- Problems to work on
(a) In the Apache log format reference, which module must be enabled to log bytes received and bytes sent?
(b) Write the next part of the Apache log format reference, picking up after its last sentence.

- Page
=====

The canonical port of the server serving the request

%...P

The process ID of the child that serviced the request.

%...[format]P

The process ID or thread id of the child that serviced the request. Valid formats are pid and tid. (Apache 2.0.46 and later)

%...q

The query string (prepended with a ? if a query string exists, otherwise an empty string)

%...r

First line of request

%...s

Status. For requests that got internally redirected, this is the status of the *original* request --- %...>s for the last.

%...t

Time, in common log format time format (standard English format)

%...[format]t

The time, in the form given by format, which should be in strimmer(3) format. (potentially localized)

%...T

The time taken to serve the request, in seconds.

%...u

Remote user (from auth; may be bogus if return status (%s) is 401)

%...U

The URL path requested, not including any query string.

%...v

The canonical ServerName of the server serving the request.

%...V

The server name according to the UseCanonicalName setting.

%...X

Connection status when response is completed

X = connection aborted before the response completed.

+ = connection may be kept alive after the response is sent.

- = connection will be closed after the response is sent.

(The %..X directive was %...c in late versions of Apache 1.3,

but this conflicted with the historical ssl %...[var]c syntax.)

:%...I:

Bytes received, including request and headers, cannot be zero. You need to enable mod_logio to use this.

:%...O:

Bytes sent, including headers, cannot be zero. You need to enable mod_logio to use this.

Note

Some W3C format specifiers are shown as containing a "..." indication or a "<" or ">", which are optional controls on suppressing or redirecting the output of that specifier. The "..." can either be empty (as in the COMMON specification "\%h %u %r \%s %b") or it can indicate conditions for including the item. The conditions are a list of HTTP status codes, possibly preceded by "!", and if the specified condition is not met, then the column or field returned shows "-".

For example, as described in the Apache documentation, specifying "%400,501[User-agent]i" will log the User-agent only on 400 errors and 501 errors (Bad Request, Not Implemented). Similarly, "%!200,304,302[Referer]i" will log the Referer: on all requests that fail to return some sort of normal status.

The modifiers "<" and ">" can be used to choose whether the original or final (respectively) request should be consulted when a request has been internally redirected. By default, the % directives %s, %U, %T, %D, and %r look at the original request while all others look at the final request. So for example, %>s can be used to record the final status of the request and %<u can be used to record the original authenticated user on a request that is internally redirected to an unauthenticated resource.

=====

- Record excerpts
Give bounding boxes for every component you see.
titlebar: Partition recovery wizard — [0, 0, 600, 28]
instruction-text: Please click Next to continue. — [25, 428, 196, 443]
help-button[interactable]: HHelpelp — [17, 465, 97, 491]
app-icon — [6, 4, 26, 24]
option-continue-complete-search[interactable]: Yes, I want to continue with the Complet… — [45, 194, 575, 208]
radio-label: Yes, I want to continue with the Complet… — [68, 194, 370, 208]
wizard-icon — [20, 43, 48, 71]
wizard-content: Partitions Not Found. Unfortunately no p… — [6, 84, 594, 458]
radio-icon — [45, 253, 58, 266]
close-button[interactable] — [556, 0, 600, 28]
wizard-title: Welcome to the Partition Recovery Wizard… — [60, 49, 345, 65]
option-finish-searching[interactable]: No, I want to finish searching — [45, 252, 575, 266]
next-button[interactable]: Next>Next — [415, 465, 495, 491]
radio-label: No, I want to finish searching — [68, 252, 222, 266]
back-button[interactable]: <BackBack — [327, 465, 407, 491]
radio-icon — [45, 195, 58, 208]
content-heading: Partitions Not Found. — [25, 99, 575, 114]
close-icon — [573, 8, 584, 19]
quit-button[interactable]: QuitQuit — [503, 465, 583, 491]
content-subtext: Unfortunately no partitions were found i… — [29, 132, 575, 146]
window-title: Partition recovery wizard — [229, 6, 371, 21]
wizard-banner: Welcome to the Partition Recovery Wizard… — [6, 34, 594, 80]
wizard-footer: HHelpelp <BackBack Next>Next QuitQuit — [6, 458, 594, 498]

=====

- Answers to the tasks
(a) mod_logio

(b)
For security reasons, starting with Apache 2.0.46, non-printable and other special characters are escaped mostly by using \xhh sequences, where hh stands for the hexadecimal representation of the raw byte. Exceptions from this rule are " and \ which are escaped by prepending a backslash, and all white space characters which are written in their C-style notation (\n, \t etc). In httpd 2.0 versions prior to 2.0.46, no escaping was performed on the strings from %...r, %...i and %...o, so great care was needed when dealing with raw log files, since clients could have inserted control characters into the log.

Also, in httpd 2.0, the B format strings represent simply the size in bytes of the HTTP response (which will differ, for instance, if the connection is aborted, or if SSL is used). For the actual number of bytes sent over the network to the client, use the %O format provided by mod_logio.

W3C Format Specifiers by Function or Category

The categories are bytes sent, connection status, content of environmental variable, filename, host, IP, notes, protocol, query string, replies, requests, and time. For the markings "..." or "<" or "<", see the previous note.

Function or Category W3C Format Specifiers

Bytes sent, excluding HTTP headers

with a "0" when no bytes are sent

%...B

with a "-" (CLF format) when no bytes are sent

%...b

Bytes received, including request and headers, cannot be zero

Must enable mod_logio to use this.

:% ... I:

Bytes sent, including headers, cannot be zero

Must enable mod_logio to use this.

:%... O:

Connection status when response is completed

Connection aborted before the response completed

X

Connection may be kept alive after the response is sent

+

Connection will be closed after the response is sent

-

Note

The %..X directive was %...c in late versions of Apache 1.3, but this conflicted with the historical ssl %...[var]c syntax.

Environment variable CUSTOMERDATA

contents

%...[CUSTOMERDATA]e

Filename

%...f

Host (remote)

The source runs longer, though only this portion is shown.